▶ **STATED PROBLEM**:
Scan the lines below; pull out those with "snake".

▶ **SUPPLIED ENTRIES**:
>>>

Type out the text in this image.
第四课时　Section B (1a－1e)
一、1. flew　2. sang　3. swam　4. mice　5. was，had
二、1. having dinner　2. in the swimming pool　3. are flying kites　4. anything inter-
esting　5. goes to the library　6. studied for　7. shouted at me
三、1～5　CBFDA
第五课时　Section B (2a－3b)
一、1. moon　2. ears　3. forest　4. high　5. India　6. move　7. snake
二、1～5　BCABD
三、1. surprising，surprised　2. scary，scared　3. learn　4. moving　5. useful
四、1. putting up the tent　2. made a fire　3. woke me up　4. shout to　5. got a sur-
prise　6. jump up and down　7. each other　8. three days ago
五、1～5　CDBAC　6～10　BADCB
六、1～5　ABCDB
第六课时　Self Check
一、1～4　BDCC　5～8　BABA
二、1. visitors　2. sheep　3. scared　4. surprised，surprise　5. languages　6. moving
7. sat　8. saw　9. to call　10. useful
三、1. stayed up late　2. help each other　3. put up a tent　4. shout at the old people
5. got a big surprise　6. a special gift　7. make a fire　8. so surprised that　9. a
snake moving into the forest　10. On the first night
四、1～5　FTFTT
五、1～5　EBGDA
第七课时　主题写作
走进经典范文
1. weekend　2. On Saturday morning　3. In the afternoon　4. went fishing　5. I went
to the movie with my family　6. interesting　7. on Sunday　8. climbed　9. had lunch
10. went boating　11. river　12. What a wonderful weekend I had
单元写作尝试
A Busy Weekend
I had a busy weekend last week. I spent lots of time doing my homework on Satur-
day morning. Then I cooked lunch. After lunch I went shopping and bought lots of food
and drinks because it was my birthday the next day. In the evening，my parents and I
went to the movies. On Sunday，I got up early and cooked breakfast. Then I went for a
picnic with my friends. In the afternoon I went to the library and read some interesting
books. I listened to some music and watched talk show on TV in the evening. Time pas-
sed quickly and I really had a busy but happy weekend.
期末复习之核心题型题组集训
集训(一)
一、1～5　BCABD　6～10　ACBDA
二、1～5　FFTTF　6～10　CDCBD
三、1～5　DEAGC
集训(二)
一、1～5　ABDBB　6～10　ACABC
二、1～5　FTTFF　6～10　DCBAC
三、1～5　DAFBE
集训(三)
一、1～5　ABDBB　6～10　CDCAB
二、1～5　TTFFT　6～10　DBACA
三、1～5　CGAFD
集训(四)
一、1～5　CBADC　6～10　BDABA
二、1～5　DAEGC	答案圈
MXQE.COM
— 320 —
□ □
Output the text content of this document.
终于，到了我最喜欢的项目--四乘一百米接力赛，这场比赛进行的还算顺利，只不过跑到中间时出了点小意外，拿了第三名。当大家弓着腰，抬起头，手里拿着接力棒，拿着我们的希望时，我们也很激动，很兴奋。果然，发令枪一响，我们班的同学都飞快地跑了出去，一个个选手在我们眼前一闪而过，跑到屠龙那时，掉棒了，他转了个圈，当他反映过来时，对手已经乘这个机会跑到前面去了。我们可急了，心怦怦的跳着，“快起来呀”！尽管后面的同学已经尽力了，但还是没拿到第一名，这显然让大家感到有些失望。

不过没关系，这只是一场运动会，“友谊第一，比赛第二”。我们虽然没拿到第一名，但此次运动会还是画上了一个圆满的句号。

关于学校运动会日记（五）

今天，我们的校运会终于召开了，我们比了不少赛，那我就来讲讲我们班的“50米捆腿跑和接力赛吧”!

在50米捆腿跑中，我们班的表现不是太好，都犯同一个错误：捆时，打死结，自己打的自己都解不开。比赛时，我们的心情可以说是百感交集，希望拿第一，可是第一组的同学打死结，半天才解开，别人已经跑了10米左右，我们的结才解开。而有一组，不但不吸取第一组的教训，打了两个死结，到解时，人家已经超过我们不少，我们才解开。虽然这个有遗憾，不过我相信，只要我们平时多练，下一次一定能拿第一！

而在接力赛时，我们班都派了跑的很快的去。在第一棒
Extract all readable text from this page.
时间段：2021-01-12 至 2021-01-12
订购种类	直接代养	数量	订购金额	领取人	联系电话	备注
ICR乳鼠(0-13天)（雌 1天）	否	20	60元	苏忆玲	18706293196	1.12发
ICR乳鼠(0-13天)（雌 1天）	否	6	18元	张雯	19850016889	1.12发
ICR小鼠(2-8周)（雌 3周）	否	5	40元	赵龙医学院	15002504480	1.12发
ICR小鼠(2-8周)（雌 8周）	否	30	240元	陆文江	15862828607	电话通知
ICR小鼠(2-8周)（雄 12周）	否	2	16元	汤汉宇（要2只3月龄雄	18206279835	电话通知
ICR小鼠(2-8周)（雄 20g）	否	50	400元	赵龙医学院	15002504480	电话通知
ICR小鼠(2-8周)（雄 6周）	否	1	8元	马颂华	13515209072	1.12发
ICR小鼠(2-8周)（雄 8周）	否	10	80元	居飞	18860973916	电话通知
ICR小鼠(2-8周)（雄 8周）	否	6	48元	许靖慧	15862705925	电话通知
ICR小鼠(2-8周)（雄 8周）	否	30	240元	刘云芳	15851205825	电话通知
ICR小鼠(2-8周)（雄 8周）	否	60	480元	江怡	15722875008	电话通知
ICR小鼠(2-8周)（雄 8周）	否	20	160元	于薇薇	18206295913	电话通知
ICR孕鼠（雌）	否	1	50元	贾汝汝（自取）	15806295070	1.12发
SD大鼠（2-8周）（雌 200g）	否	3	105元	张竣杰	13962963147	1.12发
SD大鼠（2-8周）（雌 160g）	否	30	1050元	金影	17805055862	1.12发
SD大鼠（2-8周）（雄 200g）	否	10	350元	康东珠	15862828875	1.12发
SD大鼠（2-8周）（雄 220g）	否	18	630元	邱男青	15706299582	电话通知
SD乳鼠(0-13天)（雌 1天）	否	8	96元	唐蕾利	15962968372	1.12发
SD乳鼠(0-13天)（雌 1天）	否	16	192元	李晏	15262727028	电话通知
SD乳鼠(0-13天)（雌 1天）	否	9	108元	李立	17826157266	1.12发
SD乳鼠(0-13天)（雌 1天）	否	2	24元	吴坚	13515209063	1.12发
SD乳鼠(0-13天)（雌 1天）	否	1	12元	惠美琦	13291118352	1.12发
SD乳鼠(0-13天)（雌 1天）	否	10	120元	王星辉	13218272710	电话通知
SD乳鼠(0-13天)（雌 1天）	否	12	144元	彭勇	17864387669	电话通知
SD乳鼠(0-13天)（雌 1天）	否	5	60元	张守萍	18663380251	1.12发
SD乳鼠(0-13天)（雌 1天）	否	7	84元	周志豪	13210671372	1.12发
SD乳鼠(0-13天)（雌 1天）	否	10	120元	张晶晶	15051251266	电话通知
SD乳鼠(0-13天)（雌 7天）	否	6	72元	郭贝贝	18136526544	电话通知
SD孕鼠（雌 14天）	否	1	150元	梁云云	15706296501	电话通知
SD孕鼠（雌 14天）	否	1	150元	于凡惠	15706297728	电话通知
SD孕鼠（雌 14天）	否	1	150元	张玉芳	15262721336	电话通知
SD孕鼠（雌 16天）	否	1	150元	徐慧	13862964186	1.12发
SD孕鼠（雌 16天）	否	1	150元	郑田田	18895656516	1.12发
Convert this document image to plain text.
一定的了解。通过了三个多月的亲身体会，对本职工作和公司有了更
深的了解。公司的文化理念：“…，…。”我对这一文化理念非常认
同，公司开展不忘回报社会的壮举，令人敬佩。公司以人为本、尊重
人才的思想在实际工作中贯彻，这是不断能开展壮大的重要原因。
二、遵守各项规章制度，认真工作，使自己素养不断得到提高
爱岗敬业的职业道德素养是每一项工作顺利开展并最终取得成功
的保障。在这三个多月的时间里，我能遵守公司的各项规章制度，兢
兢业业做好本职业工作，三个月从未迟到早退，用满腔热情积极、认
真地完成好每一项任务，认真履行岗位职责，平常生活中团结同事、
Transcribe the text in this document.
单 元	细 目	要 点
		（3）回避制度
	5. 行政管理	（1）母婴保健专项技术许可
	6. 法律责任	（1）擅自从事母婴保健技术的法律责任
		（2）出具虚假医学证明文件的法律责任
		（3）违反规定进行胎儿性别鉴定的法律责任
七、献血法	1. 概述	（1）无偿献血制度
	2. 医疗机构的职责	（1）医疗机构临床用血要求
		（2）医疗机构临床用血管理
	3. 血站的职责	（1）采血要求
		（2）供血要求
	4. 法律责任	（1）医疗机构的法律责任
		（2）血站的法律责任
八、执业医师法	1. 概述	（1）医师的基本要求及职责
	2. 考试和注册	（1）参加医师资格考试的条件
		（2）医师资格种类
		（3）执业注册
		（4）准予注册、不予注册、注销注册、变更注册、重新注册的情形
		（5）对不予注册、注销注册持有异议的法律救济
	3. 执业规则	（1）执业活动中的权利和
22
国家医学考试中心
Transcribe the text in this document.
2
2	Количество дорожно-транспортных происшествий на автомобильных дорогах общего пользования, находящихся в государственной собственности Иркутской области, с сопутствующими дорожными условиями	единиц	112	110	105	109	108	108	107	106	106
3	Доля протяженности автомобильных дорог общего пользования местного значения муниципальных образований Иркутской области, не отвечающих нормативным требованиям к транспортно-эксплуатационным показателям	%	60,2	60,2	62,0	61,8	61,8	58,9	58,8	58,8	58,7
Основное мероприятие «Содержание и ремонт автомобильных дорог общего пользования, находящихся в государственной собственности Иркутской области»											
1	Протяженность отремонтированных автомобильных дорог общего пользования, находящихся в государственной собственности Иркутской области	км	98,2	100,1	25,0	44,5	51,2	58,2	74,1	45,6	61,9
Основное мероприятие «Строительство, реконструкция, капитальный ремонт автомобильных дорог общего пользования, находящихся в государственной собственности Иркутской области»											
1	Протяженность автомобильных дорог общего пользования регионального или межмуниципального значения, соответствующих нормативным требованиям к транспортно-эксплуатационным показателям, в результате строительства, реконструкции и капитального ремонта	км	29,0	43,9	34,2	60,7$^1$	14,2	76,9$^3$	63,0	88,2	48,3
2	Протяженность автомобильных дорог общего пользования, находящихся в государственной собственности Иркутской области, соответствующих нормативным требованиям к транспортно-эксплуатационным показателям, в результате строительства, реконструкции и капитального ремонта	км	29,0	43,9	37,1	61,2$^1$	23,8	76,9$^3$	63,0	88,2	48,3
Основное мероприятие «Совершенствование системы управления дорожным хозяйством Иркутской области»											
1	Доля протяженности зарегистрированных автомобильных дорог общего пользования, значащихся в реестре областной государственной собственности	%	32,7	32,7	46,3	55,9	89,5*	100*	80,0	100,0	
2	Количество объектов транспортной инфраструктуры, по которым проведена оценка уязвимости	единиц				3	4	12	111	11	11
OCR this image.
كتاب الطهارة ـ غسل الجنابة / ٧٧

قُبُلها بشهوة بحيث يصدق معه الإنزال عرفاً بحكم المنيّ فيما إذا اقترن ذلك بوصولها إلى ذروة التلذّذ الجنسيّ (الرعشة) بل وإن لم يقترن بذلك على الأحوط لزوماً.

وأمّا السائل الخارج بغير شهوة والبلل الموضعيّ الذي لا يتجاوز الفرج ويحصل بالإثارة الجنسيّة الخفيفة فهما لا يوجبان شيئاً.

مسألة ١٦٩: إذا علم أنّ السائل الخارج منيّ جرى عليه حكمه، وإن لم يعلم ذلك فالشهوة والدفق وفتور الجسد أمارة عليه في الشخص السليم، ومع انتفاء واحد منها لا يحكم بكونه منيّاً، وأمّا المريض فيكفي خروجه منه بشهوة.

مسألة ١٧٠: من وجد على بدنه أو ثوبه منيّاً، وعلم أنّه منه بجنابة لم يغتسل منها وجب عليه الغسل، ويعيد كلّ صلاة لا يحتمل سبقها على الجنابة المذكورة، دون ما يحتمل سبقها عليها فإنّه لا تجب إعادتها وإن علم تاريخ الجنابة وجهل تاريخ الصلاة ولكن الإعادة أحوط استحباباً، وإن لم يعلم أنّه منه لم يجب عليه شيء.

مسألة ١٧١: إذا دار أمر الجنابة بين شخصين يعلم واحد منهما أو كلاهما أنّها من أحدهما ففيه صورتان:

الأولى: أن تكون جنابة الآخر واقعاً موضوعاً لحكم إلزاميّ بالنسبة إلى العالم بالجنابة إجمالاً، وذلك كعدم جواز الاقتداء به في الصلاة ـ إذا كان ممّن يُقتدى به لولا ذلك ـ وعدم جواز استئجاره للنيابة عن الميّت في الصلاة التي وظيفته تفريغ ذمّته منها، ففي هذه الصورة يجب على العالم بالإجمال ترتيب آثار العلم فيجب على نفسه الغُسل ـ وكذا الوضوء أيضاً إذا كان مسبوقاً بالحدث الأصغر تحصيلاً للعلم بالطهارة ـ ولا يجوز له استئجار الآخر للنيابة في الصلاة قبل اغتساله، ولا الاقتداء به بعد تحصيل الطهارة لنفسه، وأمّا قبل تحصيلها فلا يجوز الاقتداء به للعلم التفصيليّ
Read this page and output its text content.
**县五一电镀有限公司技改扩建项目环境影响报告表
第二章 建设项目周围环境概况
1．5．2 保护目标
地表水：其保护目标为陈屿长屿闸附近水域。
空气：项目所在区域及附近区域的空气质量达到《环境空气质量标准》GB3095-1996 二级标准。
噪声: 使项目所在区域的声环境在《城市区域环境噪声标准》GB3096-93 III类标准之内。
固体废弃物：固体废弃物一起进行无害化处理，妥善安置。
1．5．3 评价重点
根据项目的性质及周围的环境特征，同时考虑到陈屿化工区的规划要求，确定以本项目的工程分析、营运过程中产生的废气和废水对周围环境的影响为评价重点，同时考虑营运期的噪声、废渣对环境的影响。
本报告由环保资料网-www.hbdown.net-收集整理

<<<

▶ **ANSWER TO THIS PROBLEM**:
一、1. moon　2. ears　3. forest　4. high　5. India　6. move　7. snake
snake moving into the forest　10. On the first night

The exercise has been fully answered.